OBJECTIVE: Without the images, output each record below as it stands.

DATA FOR THIS TASK:
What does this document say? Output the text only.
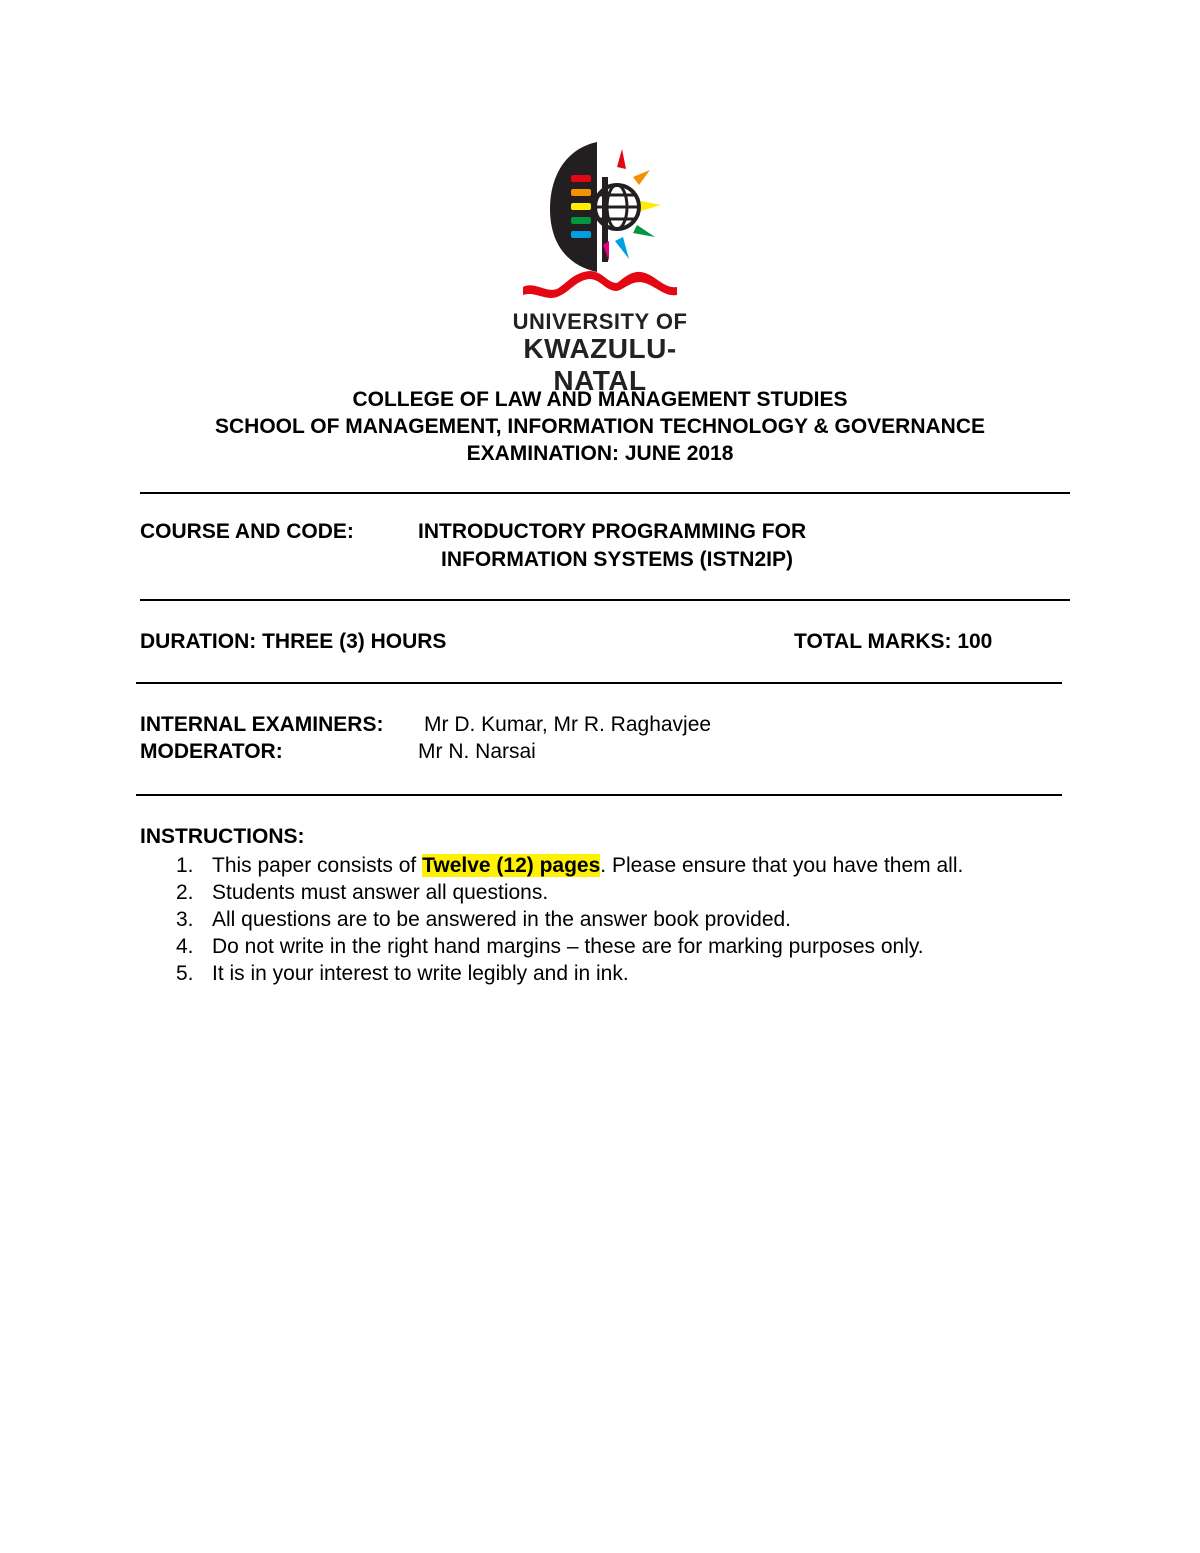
UNIVERSITY OF
KWAZULU-NATAL
COLLEGE OF LAW AND MANAGEMENT STUDIES
SCHOOL OF MANAGEMENT, INFORMATION TECHNOLOGY & GOVERNANCE
EXAMINATION: JUNE 2018
COURSE AND CODE:	INTRODUCTORY PROGRAMMING FOR
INFORMATION SYSTEMS (ISTN2IP)
DURATION: THREE (3) HOURS	TOTAL MARKS: 100
INTERNAL EXAMINERS: Mr D. Kumar, Mr R. Raghavjee
MODERATOR:	Mr N. Narsai
INSTRUCTIONS:
1. This paper consists of Twelve (12) pages. Please ensure that you have them all.
2. Students must answer all questions.
3. All questions are to be answered in the answer book provided.
4. Do not write in the right hand margins – these are for marking purposes only.
5. It is in your interest to write legibly and in ink.
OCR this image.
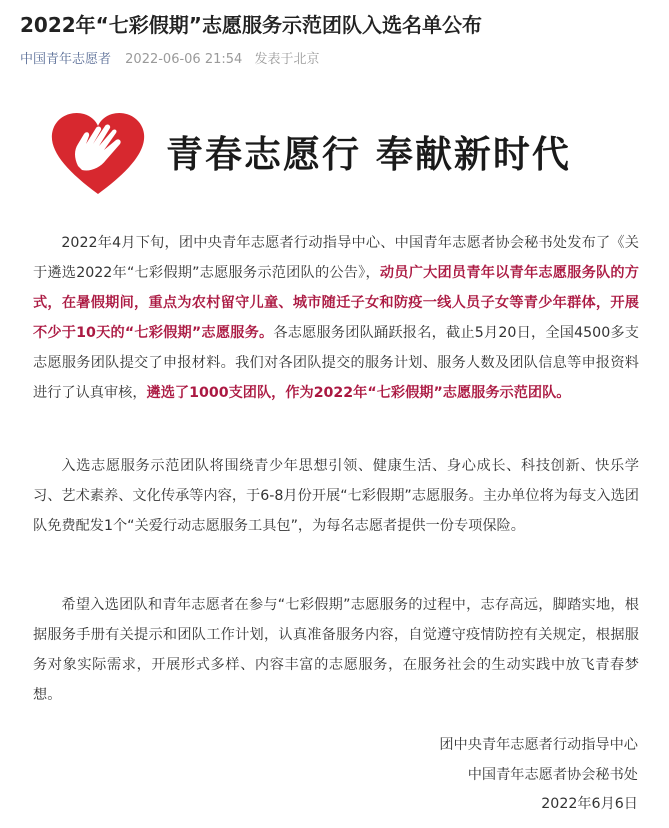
2022年“七彩假期”志愿服务示范团队入选名单公布
中国青年志愿者 2022-06-06 21:54 发表于北京
青春志愿行 奉献新时代

2022年4月下旬，团中央青年志愿者行动指导中心、中国青年志愿者协会秘书处发布了《关于遴选2022年“七彩假期”志愿服务示范团队的公告》，动员广大团员青年以青年志愿服务队的方式，在暑假期间，重点为农村留守儿童、城市随迁子女和防疫一线人员子女等青少年群体，开展不少于10天的“七彩假期”志愿服务。各志愿服务团队踊跃报名，截止5月20日，全国4500多支志愿服务团队提交了申报材料。我们对各团队提交的服务计划、服务人数及团队信息等申报资料进行了认真审核，遴选了1000支团队，作为2022年“七彩假期”志愿服务示范团队。

入选志愿服务示范团队将围绕青少年思想引领、健康生活、身心成长、科技创新、快乐学习、艺术素养、文化传承等内容，于6-8月份开展“七彩假期”志愿服务。主办单位将为每支入选团队免费配发1个“关爱行动志愿服务工具包”，为每名志愿者提供一份专项保险。

希望入选团队和青年志愿者在参与“七彩假期”志愿服务的过程中，志存高远，脚踏实地，根据服务手册有关提示和团队工作计划，认真准备服务内容，自觉遵守疫情防控有关规定，根据服务对象实际需求，开展形式多样、内容丰富的志愿服务，在服务社会的生动实践中放飞青春梦想。

团中央青年志愿者行动指导中心
中国青年志愿者协会秘书处
2022年6月6日
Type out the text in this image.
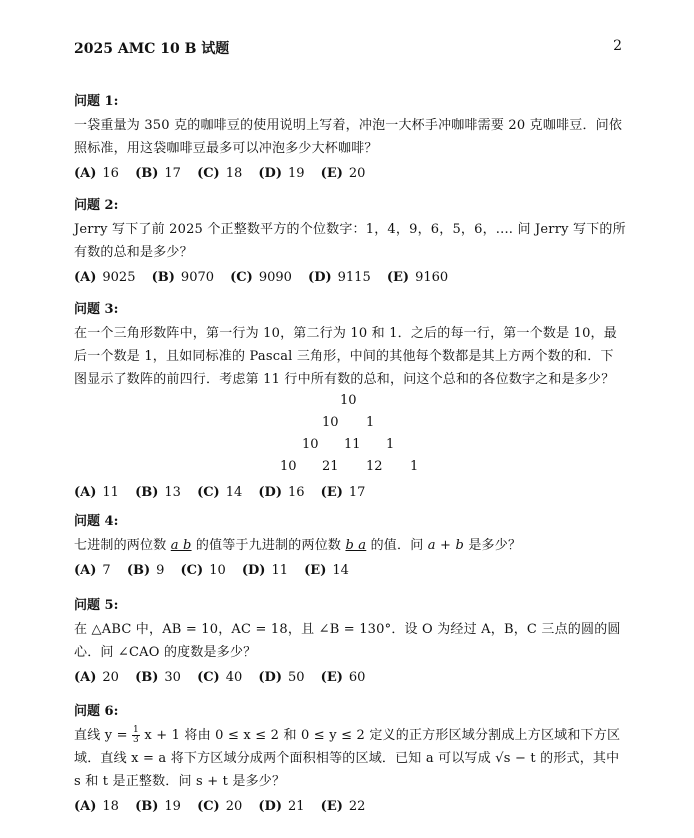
2025 AMC 10 B 试题	2
问题 1:
一袋重量为 350 克的咖啡豆的使用说明上写着，冲泡一大杯手冲咖啡需要 20 克咖啡豆．问依照标准，用这袋咖啡豆最多可以冲泡多少大杯咖啡？
(A) 16 (B) 17 (C) 18 (D) 19 (E) 20
问题 2:
Jerry 写下了前 2025 个正整数平方的个位数字：1，4，9，6，5，6，.... 问 Jerry 写下的所有数的总和是多少？
(A) 9025 (B) 9070 (C) 9090 (D) 9115 (E) 9160
问题 3:
在一个三角形数阵中，第一行为 10，第二行为 10 和 1．之后的每一行，第一个数是 10，最后一个数是 1，且如同标准的 Pascal 三角形，中间的其他每个数都是其上方两个数的和．下图显示了数阵的前四行．考虑第 11 行中所有数的总和，问这个总和的各位数字之和是多少？
10
10 1
10 11 1
10 21 12 1
(A) 11 (B) 13 (C) 14 (D) 16 (E) 17
问题 4:
七进制的两位数 a b 的值等于九进制的两位数 b a 的值．问 a + b 是多少？
(A) 7 (B) 9 (C) 10 (D) 11 (E) 14
问题 5:
在 △ABC 中，AB = 10，AC = 18，且 ∠B = 130°．设 O 为经过 A，B，C 三点的圆的圆心．问 ∠CAO 的度数是多少？
(A) 20 (B) 30 (C) 40 (D) 50 (E) 60
问题 6:
直线 $y = \frac{1}{3}$ x + 1 将由 0 ≤ x ≤ 2 和 0 ≤ y ≤ 2 定义的正方形区域分割成上方区域和下方区域．直线 x = a 将下方区域分成两个面积相等的区域．已知 a 可以写成 √s − t 的形式，其中 s 和 t 是正整数．问 s + t 是多少？
(A) 18 (B) 19 (C) 20 (D) 21 (E) 22
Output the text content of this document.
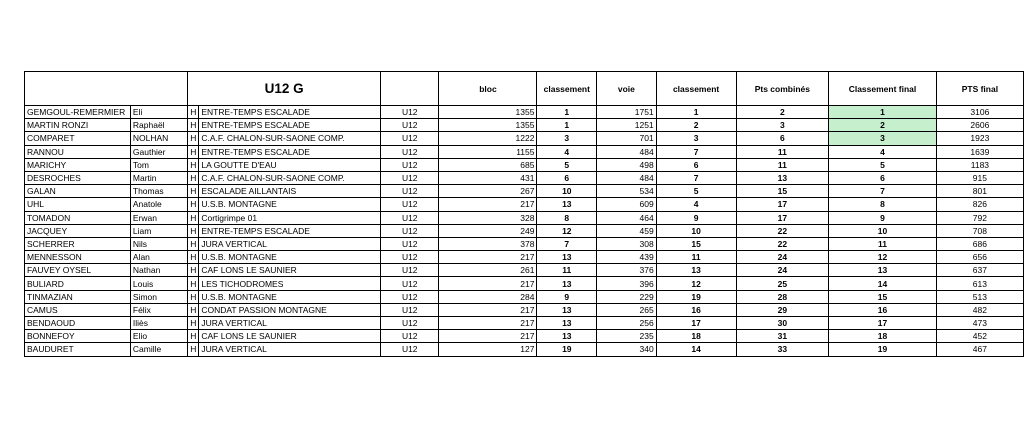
		U12 G			bloc	classement	voie	classement	Pts combinés	Classement final	PTS final
GEMGOUL-REMERMIER	Eli	H	ENTRE-TEMPS ESCALADE	U12	1355	1	1751	1	2	1	3106
MARTIN RONZI	Raphaël	H	ENTRE-TEMPS ESCALADE	U12	1355	1	1251	2	3	2	2606
COMPARET	NOLHAN	H	C.A.F. CHALON-SUR-SAONE COMP.	U12	1222	3	701	3	6	3	1923
RANNOU	Gauthier	H	ENTRE-TEMPS ESCALADE	U12	1155	4	484	7	11	4	1639
MARICHY	Tom	H	LA GOUTTE D'EAU	U12	685	5	498	6	11	5	1183
DESROCHES	Martin	H	C.A.F. CHALON-SUR-SAONE COMP.	U12	431	6	484	7	13	6	915
GALAN	Thomas	H	ESCALADE AILLANTAIS	U12	267	10	534	5	15	7	801
UHL	Anatole	H	U.S.B. MONTAGNE	U12	217	13	609	4	17	8	826
TOMADON	Erwan	H	Cortigrimpe 01	U12	328	8	464	9	17	9	792
JACQUEY	Liam	H	ENTRE-TEMPS ESCALADE	U12	249	12	459	10	22	10	708
SCHERRER	Nils	H	JURA VERTICAL	U12	378	7	308	15	22	11	686
MENNESSON	Alan	H	U.S.B. MONTAGNE	U12	217	13	439	11	24	12	656
FAUVEY OYSEL	Nathan	H	CAF LONS LE SAUNIER	U12	261	11	376	13	24	13	637
BULIARD	Louis	H	LES TICHODROMES	U12	217	13	396	12	25	14	613
TINMAZIAN	Simon	H	U.S.B. MONTAGNE	U12	284	9	229	19	28	15	513
CAMUS	Félix	H	CONDAT PASSION MONTAGNE	U12	217	13	265	16	29	16	482
BENDAOUD	Iliès	H	JURA VERTICAL	U12	217	13	256	17	30	17	473
BONNEFOY	Elio	H	CAF LONS LE SAUNIER	U12	217	13	235	18	31	18	452
BAUDURET	Camille	H	JURA VERTICAL	U12	127	19	340	14	33	19	467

REPLY TO THE EXERCISE:
What does this document say? Output the text only.
UNIVERSITY OF
KWAZULU-NATAL
COLLEGE OF LAW AND MANAGEMENT STUDIES
SCHOOL OF MANAGEMENT, INFORMATION TECHNOLOGY & GOVERNANCE
EXAMINATION: JUNE 2018
COURSE AND CODE:	INTRODUCTORY PROGRAMMING FOR
INFORMATION SYSTEMS (ISTN2IP)
DURATION: THREE (3) HOURS	TOTAL MARKS: 100
INTERNAL EXAMINERS: Mr D. Kumar, Mr R. Raghavjee
MODERATOR:	Mr N. Narsai
INSTRUCTIONS:
1. This paper consists of Twelve (12) pages. Please ensure that you have them all.
2. Students must answer all questions.
3. All questions are to be answered in the answer book provided.
4. Do not write in the right hand margins – these are for marking purposes only.
5. It is in your interest to write legibly and in ink.
OCR this image.
2022年“七彩假期”志愿服务示范团队入选名单公布
中国青年志愿者 2022-06-06 21:54 发表于北京
青春志愿行 奉献新时代

2022年4月下旬，团中央青年志愿者行动指导中心、中国青年志愿者协会秘书处发布了《关于遴选2022年“七彩假期”志愿服务示范团队的公告》，动员广大团员青年以青年志愿服务队的方式，在暑假期间，重点为农村留守儿童、城市随迁子女和防疫一线人员子女等青少年群体，开展不少于10天的“七彩假期”志愿服务。各志愿服务团队踊跃报名，截止5月20日，全国4500多支志愿服务团队提交了申报材料。我们对各团队提交的服务计划、服务人数及团队信息等申报资料进行了认真审核，遴选了1000支团队，作为2022年“七彩假期”志愿服务示范团队。

入选志愿服务示范团队将围绕青少年思想引领、健康生活、身心成长、科技创新、快乐学习、艺术素养、文化传承等内容，于6-8月份开展“七彩假期”志愿服务。主办单位将为每支入选团队免费配发1个“关爱行动志愿服务工具包”，为每名志愿者提供一份专项保险。

希望入选团队和青年志愿者在参与“七彩假期”志愿服务的过程中，志存高远，脚踏实地，根据服务手册有关提示和团队工作计划，认真准备服务内容，自觉遵守疫情防控有关规定，根据服务对象实际需求，开展形式多样、内容丰富的志愿服务，在服务社会的生动实践中放飞青春梦想。

团中央青年志愿者行动指导中心
中国青年志愿者协会秘书处
2022年6月6日
Type out the text in this image.
2025 AMC 10 B 试题	2
问题 1:
一袋重量为 350 克的咖啡豆的使用说明上写着，冲泡一大杯手冲咖啡需要 20 克咖啡豆．问依照标准，用这袋咖啡豆最多可以冲泡多少大杯咖啡？
(A) 16 (B) 17 (C) 18 (D) 19 (E) 20
问题 2:
Jerry 写下了前 2025 个正整数平方的个位数字：1，4，9，6，5，6，.... 问 Jerry 写下的所有数的总和是多少？
(A) 9025 (B) 9070 (C) 9090 (D) 9115 (E) 9160
问题 3:
在一个三角形数阵中，第一行为 10，第二行为 10 和 1．之后的每一行，第一个数是 10，最后一个数是 1，且如同标准的 Pascal 三角形，中间的其他每个数都是其上方两个数的和．下图显示了数阵的前四行．考虑第 11 行中所有数的总和，问这个总和的各位数字之和是多少？
10
10 1
10 11 1
10 21 12 1
(A) 11 (B) 13 (C) 14 (D) 16 (E) 17
问题 4:
七进制的两位数 a b 的值等于九进制的两位数 b a 的值．问 a + b 是多少？
(A) 7 (B) 9 (C) 10 (D) 11 (E) 14
问题 5:
在 △ABC 中，AB = 10，AC = 18，且 ∠B = 130°．设 O 为经过 A，B，C 三点的圆的圆心．问 ∠CAO 的度数是多少？
(A) 20 (B) 30 (C) 40 (D) 50 (E) 60
问题 6:
直线 $y = \frac{1}{3}$ x + 1 将由 0 ≤ x ≤ 2 和 0 ≤ y ≤ 2 定义的正方形区域分割成上方区域和下方区域．直线 x = a 将下方区域分成两个面积相等的区域．已知 a 可以写成 √s − t 的形式，其中 s 和 t 是正整数．问 s + t 是多少？
(A) 18 (B) 19 (C) 20 (D) 21 (E) 22
Output the text content of this document.
		U12 G			bloc	classement	voie	classement	Pts combinés	Classement final	PTS final
GEMGOUL-REMERMIER	Eli	H	ENTRE-TEMPS ESCALADE	U12	1355	1	1751	1	2	1	3106
MARTIN RONZI	Raphaël	H	ENTRE-TEMPS ESCALADE	U12	1355	1	1251	2	3	2	2606
COMPARET	NOLHAN	H	C.A.F. CHALON-SUR-SAONE COMP.	U12	1222	3	701	3	6	3	1923
RANNOU	Gauthier	H	ENTRE-TEMPS ESCALADE	U12	1155	4	484	7	11	4	1639
MARICHY	Tom	H	LA GOUTTE D'EAU	U12	685	5	498	6	11	5	1183
DESROCHES	Martin	H	C.A.F. CHALON-SUR-SAONE COMP.	U12	431	6	484	7	13	6	915
GALAN	Thomas	H	ESCALADE AILLANTAIS	U12	267	10	534	5	15	7	801
UHL	Anatole	H	U.S.B. MONTAGNE	U12	217	13	609	4	17	8	826
TOMADON	Erwan	H	Cortigrimpe 01	U12	328	8	464	9	17	9	792
JACQUEY	Liam	H	ENTRE-TEMPS ESCALADE	U12	249	12	459	10	22	10	708
SCHERRER	Nils	H	JURA VERTICAL	U12	378	7	308	15	22	11	686
MENNESSON	Alan	H	U.S.B. MONTAGNE	U12	217	13	439	11	24	12	656
FAUVEY OYSEL	Nathan	H	CAF LONS LE SAUNIER	U12	261	11	376	13	24	13	637
BULIARD	Louis	H	LES TICHODROMES	U12	217	13	396	12	25	14	613
TINMAZIAN	Simon	H	U.S.B. MONTAGNE	U12	284	9	229	19	28	15	513
CAMUS	Félix	H	CONDAT PASSION MONTAGNE	U12	217	13	265	16	29	16	482
BENDAOUD	Iliès	H	JURA VERTICAL	U12	217	13	256	17	30	17	473
BONNEFOY	Elio	H	CAF LONS LE SAUNIER	U12	217	13	235	18	31	18	452
BAUDURET	Camille	H	JURA VERTICAL	U12	127	19	340	14	33	19	467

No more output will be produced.